• _Data records_
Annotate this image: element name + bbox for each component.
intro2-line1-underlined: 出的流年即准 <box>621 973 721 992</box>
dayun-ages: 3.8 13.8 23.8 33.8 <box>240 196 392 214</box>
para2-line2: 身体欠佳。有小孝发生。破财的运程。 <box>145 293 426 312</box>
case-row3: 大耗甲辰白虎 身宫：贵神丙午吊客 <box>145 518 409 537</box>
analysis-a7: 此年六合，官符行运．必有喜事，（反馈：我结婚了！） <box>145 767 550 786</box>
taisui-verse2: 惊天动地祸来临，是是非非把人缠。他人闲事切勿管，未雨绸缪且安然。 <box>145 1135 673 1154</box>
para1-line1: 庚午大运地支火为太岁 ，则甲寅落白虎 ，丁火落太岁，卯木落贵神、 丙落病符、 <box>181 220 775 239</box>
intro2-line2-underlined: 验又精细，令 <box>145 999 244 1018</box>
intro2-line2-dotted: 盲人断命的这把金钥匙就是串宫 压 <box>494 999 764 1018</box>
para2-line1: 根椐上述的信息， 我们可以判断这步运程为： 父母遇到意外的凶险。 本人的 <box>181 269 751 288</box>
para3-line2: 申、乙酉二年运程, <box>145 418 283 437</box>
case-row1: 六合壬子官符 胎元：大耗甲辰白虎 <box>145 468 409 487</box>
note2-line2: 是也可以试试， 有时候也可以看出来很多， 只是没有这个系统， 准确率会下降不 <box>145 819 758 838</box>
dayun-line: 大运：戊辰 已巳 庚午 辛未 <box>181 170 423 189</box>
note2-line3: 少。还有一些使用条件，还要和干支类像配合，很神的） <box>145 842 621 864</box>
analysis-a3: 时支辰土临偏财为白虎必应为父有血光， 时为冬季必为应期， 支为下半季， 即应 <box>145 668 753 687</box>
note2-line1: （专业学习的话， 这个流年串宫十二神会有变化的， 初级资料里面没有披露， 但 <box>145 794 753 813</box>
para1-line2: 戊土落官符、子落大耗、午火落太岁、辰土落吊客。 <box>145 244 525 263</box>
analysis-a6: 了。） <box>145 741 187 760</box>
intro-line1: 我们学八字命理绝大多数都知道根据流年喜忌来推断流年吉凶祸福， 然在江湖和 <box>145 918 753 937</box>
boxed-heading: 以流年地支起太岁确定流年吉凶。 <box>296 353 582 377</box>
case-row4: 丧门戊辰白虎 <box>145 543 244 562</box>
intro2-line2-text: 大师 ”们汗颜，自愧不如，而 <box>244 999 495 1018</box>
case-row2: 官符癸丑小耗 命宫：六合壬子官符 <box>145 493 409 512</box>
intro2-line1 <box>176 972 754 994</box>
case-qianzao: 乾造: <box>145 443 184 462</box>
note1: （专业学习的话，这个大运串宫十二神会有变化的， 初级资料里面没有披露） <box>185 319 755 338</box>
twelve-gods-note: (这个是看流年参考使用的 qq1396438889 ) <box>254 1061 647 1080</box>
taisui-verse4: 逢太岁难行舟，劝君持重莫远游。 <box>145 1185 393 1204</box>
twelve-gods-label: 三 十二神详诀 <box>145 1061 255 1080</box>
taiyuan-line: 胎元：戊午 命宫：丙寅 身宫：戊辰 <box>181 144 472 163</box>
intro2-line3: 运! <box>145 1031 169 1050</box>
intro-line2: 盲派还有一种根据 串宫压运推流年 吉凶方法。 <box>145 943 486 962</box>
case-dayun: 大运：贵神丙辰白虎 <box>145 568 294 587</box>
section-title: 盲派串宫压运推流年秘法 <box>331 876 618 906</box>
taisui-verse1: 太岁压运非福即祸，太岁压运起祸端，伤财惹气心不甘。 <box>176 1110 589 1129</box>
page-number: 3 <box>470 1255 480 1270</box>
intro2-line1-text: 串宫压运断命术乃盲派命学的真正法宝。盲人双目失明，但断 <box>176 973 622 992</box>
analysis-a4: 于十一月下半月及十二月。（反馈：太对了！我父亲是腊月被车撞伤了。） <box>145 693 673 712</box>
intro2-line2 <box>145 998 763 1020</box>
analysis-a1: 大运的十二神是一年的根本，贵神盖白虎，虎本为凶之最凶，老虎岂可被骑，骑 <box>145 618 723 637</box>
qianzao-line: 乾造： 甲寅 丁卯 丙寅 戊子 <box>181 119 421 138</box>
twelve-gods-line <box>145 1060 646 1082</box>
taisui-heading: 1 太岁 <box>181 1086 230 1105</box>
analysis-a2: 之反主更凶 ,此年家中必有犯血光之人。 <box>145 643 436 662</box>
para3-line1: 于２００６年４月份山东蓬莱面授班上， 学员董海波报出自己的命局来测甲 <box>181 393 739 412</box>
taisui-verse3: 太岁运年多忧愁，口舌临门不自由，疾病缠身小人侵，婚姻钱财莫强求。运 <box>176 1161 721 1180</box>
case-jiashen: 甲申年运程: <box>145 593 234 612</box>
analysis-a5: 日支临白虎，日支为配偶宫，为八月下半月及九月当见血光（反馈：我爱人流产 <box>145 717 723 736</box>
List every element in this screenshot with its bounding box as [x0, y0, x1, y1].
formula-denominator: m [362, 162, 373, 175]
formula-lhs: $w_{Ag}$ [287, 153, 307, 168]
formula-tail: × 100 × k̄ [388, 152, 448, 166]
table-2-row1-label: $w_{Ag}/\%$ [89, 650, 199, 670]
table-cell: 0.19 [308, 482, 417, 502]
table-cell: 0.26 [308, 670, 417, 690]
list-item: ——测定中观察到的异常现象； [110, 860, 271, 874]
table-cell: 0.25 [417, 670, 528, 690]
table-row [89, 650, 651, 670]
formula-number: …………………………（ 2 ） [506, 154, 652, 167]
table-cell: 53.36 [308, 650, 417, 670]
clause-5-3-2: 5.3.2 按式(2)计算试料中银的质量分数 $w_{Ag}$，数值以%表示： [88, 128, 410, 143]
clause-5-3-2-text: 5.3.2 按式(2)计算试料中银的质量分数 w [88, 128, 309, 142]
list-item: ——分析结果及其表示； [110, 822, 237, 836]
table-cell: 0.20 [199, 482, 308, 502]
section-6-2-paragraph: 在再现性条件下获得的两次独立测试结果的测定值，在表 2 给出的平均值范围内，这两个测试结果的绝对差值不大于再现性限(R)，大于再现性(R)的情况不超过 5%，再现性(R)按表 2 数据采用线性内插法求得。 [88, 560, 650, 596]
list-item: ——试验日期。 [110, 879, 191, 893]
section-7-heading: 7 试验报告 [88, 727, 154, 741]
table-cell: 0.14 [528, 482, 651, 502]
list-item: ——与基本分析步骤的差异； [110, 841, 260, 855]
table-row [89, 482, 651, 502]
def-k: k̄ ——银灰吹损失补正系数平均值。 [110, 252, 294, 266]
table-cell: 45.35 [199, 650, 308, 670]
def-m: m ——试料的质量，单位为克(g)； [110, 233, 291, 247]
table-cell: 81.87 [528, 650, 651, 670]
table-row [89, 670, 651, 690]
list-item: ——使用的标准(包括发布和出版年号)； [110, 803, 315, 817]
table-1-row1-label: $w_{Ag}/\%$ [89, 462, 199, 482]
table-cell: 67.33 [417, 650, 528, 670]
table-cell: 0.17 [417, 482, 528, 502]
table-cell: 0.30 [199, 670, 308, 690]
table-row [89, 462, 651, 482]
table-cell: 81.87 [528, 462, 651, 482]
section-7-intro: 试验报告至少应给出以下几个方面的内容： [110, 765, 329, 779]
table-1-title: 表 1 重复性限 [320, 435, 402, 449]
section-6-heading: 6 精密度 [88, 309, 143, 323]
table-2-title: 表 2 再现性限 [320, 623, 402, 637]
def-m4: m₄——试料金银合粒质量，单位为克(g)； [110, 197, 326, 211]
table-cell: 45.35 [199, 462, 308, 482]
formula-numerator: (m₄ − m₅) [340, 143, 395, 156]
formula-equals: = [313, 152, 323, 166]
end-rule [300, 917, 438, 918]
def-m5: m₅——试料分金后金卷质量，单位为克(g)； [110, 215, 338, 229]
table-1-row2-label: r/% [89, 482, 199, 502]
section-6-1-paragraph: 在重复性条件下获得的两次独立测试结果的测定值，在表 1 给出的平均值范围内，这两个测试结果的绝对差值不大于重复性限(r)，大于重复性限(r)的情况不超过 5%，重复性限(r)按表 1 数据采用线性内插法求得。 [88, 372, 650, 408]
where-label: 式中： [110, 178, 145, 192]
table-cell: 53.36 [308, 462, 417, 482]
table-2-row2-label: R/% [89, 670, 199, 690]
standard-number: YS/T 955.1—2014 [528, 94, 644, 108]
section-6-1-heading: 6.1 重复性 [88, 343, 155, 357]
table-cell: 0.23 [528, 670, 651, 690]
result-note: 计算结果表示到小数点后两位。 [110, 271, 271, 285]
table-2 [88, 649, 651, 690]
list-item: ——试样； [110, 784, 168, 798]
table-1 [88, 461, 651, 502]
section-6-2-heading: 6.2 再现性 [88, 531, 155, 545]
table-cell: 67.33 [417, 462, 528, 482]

• _What this task involves_
Transcribe the entries verbatim, from the first line through the line that contains "analysis-a3: 时支辰土临偏财为白虎必应为父有血光， 时为冬季必为应期，", including both of those lines.

• _Written response_
Annotate this image: element name + bbox for each component.
intro2-line1-underlined: 出的流年即准 <box>621 973 721 992</box>
dayun-ages: 3.8 13.8 23.8 33.8 <box>240 196 392 214</box>
para2-line2: 身体欠佳。有小孝发生。破财的运程。 <box>145 293 426 312</box>
case-row3: 大耗甲辰白虎 身宫：贵神丙午吊客 <box>145 518 409 537</box>
analysis-a7: 此年六合，官符行运．必有喜事，（反馈：我结婚了！） <box>145 767 550 786</box>
taisui-verse2: 惊天动地祸来临，是是非非把人缠。他人闲事切勿管，未雨绸缪且安然。 <box>145 1135 673 1154</box>
para1-line1: 庚午大运地支火为太岁 ，则甲寅落白虎 ，丁火落太岁，卯木落贵神、 丙落病符、 <box>181 220 775 239</box>
intro2-line2-underlined: 验又精细，令 <box>145 999 244 1018</box>
intro2-line2-dotted: 盲人断命的这把金钥匙就是串宫 压 <box>494 999 764 1018</box>
para2-line1: 根椐上述的信息， 我们可以判断这步运程为： 父母遇到意外的凶险。 本人的 <box>181 269 751 288</box>
para3-line2: 申、乙酉二年运程, <box>145 418 283 437</box>
case-row1: 六合壬子官符 胎元：大耗甲辰白虎 <box>145 468 409 487</box>
note2-line2: 是也可以试试， 有时候也可以看出来很多， 只是没有这个系统， 准确率会下降不 <box>145 819 758 838</box>
dayun-line: 大运：戊辰 已巳 庚午 辛未 <box>181 170 423 189</box>
note2-line3: 少。还有一些使用条件，还要和干支类像配合，很神的） <box>145 842 621 864</box>
analysis-a3: 时支辰土临偏财为白虎必应为父有血光， 时为冬季必为应期， 支为下半季， 即应 <box>145 668 753 687</box>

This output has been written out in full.